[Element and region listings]
-- START --
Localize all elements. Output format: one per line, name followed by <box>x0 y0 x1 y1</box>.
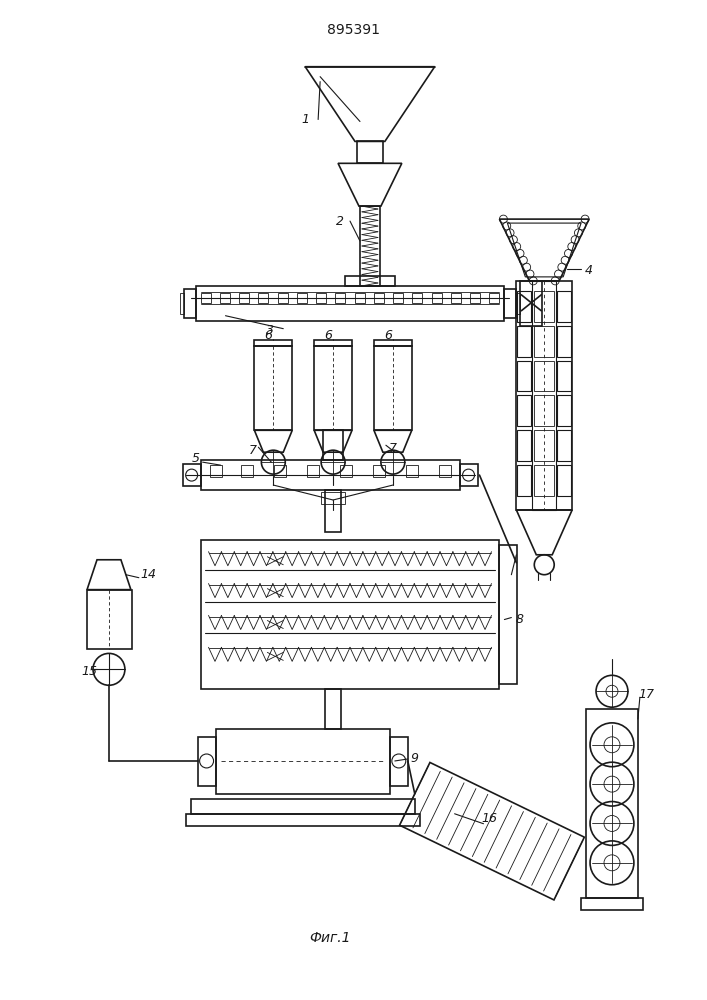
Text: 5: 5 <box>192 452 199 465</box>
Text: 7: 7 <box>389 442 397 455</box>
Bar <box>182 464 201 486</box>
Bar <box>518 465 531 496</box>
Text: 3: 3 <box>267 324 274 337</box>
Bar <box>242 465 253 477</box>
Bar <box>220 293 230 303</box>
Bar <box>557 465 571 496</box>
Bar <box>374 293 384 303</box>
Text: 6: 6 <box>264 329 272 342</box>
Bar <box>499 545 518 684</box>
Text: Фиг.1: Фиг.1 <box>310 931 351 945</box>
Bar <box>532 281 556 510</box>
Text: 2: 2 <box>336 215 344 228</box>
Bar <box>186 814 420 826</box>
Bar <box>557 395 571 426</box>
Text: 17: 17 <box>639 688 655 701</box>
Bar <box>581 898 643 910</box>
Bar <box>198 737 216 786</box>
Bar <box>412 293 422 303</box>
Bar <box>191 799 415 814</box>
Bar <box>274 465 286 477</box>
Text: 1: 1 <box>301 113 309 126</box>
Text: 15: 15 <box>81 665 97 678</box>
Text: 6: 6 <box>324 329 332 342</box>
Bar <box>586 709 638 898</box>
Bar <box>534 430 554 461</box>
Bar <box>534 361 554 391</box>
Bar <box>201 540 499 689</box>
Bar <box>325 689 341 729</box>
Bar <box>360 206 380 286</box>
Text: 4: 4 <box>585 264 593 277</box>
Bar <box>518 395 531 426</box>
Bar <box>518 291 531 322</box>
Bar <box>335 293 345 303</box>
Bar <box>255 340 292 346</box>
Bar <box>520 281 542 326</box>
Bar <box>516 293 520 314</box>
Bar <box>316 293 326 303</box>
Bar <box>504 289 516 318</box>
Bar <box>470 293 480 303</box>
Bar <box>534 326 554 357</box>
Bar <box>406 465 418 477</box>
Bar <box>278 293 288 303</box>
Text: 6: 6 <box>384 329 392 342</box>
Bar <box>438 465 450 477</box>
Bar <box>258 293 269 303</box>
Bar <box>374 340 411 346</box>
Bar <box>518 326 531 357</box>
Bar <box>534 465 554 496</box>
Bar <box>297 293 307 303</box>
Bar <box>87 590 132 649</box>
Bar <box>255 346 292 430</box>
Bar <box>321 492 345 504</box>
Bar <box>393 293 403 303</box>
Bar <box>314 346 352 430</box>
Bar <box>184 289 196 318</box>
Bar <box>314 340 352 346</box>
Text: 14: 14 <box>141 568 157 581</box>
Bar <box>355 293 365 303</box>
Bar <box>432 293 442 303</box>
Bar <box>345 276 395 286</box>
Bar <box>323 430 343 460</box>
Bar <box>340 465 352 477</box>
Bar <box>557 361 571 391</box>
Bar <box>196 286 504 321</box>
Text: 16: 16 <box>481 812 498 825</box>
Bar <box>307 465 319 477</box>
Bar <box>534 291 554 322</box>
Bar <box>216 729 390 794</box>
Bar <box>209 465 221 477</box>
Bar <box>180 293 184 314</box>
Text: 7: 7 <box>248 444 257 457</box>
Bar <box>489 293 499 303</box>
Bar <box>373 465 385 477</box>
Bar <box>325 490 341 532</box>
Bar <box>518 361 531 391</box>
Text: 895391: 895391 <box>327 23 380 37</box>
Bar <box>557 291 571 322</box>
Bar <box>518 430 531 461</box>
Bar <box>374 346 411 430</box>
Bar <box>534 395 554 426</box>
Bar <box>460 464 477 486</box>
Bar <box>201 293 211 303</box>
Bar <box>357 141 383 163</box>
Bar <box>239 293 249 303</box>
Bar <box>557 326 571 357</box>
Bar <box>201 460 460 490</box>
Bar <box>390 737 408 786</box>
Bar <box>451 293 461 303</box>
Text: 8: 8 <box>515 613 523 626</box>
Bar <box>516 281 572 510</box>
Text: 9: 9 <box>411 752 419 765</box>
Bar <box>557 430 571 461</box>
-- END --
REQUIREMENT
Render the lines above as a Markdown table with columns Index and Line, starting at the line containing "Text: 5: 5 <box>192 452 199 465</box>" and ending at the line containing "Text: 2: 2 <box>336 215 344 228</box>", and leave out any blank lines.

SOLVED EXERCISE
| Index | Line |
|---|---|
| 1 | Text: 5: 5 <box>192 452 199 465</box> |
| 2 | Text: 7: 7 <box>389 442 397 455</box> |
| 3 | Bar <box>182 464 201 486</box> |
| 4 | Bar <box>518 465 531 496</box> |
| 5 | Text: 3: 3 <box>267 324 274 337</box> |
| 6 | Bar <box>242 465 253 477</box> |
| 7 | Bar <box>220 293 230 303</box> |
| 8 | Bar <box>557 465 571 496</box> |
| 9 | Bar <box>374 293 384 303</box> |
| 10 | Text: 6: 6 <box>264 329 272 342</box> |
| 11 | Bar <box>499 545 518 684</box> |
| 12 | Text: Фиг.1: Фиг.1 <box>310 931 351 945</box> |
| 13 | Bar <box>532 281 556 510</box> |
| 14 | Text: 2: 2 <box>336 215 344 228</box> |